# GIVEN EXERCISE
Pull out every line below that holds the word "你是要去".

# DATA SUPPLIED

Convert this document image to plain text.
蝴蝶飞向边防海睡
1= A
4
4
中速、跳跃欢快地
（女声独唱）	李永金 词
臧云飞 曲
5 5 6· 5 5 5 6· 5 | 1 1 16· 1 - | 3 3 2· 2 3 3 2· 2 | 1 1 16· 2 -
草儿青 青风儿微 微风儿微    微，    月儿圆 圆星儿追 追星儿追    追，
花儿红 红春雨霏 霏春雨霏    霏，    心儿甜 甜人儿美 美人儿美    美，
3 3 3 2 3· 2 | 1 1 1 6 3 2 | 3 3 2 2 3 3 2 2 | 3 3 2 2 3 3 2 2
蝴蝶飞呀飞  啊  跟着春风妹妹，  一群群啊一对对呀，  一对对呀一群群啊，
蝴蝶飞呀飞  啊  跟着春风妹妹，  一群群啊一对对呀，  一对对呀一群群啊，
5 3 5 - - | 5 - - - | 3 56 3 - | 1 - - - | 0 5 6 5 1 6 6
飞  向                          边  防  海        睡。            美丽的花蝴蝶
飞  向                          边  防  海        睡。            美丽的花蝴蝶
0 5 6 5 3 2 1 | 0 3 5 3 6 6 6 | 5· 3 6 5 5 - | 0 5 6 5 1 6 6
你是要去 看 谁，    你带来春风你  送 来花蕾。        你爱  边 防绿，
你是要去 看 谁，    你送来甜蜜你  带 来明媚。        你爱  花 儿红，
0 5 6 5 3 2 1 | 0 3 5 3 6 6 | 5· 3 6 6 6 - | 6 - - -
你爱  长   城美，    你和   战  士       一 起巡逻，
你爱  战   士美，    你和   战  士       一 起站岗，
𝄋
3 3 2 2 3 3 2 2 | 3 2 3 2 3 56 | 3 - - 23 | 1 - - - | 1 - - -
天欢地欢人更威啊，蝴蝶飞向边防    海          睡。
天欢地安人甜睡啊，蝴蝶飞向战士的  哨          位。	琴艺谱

# OUTPUT BELOW
你是要去 看 谁，    你带来春风你  送 来花蕾。        你爱  边 防绿，
你是要去 看 谁，    你送来甜蜜你  带 来明媚。        你爱  花 儿红，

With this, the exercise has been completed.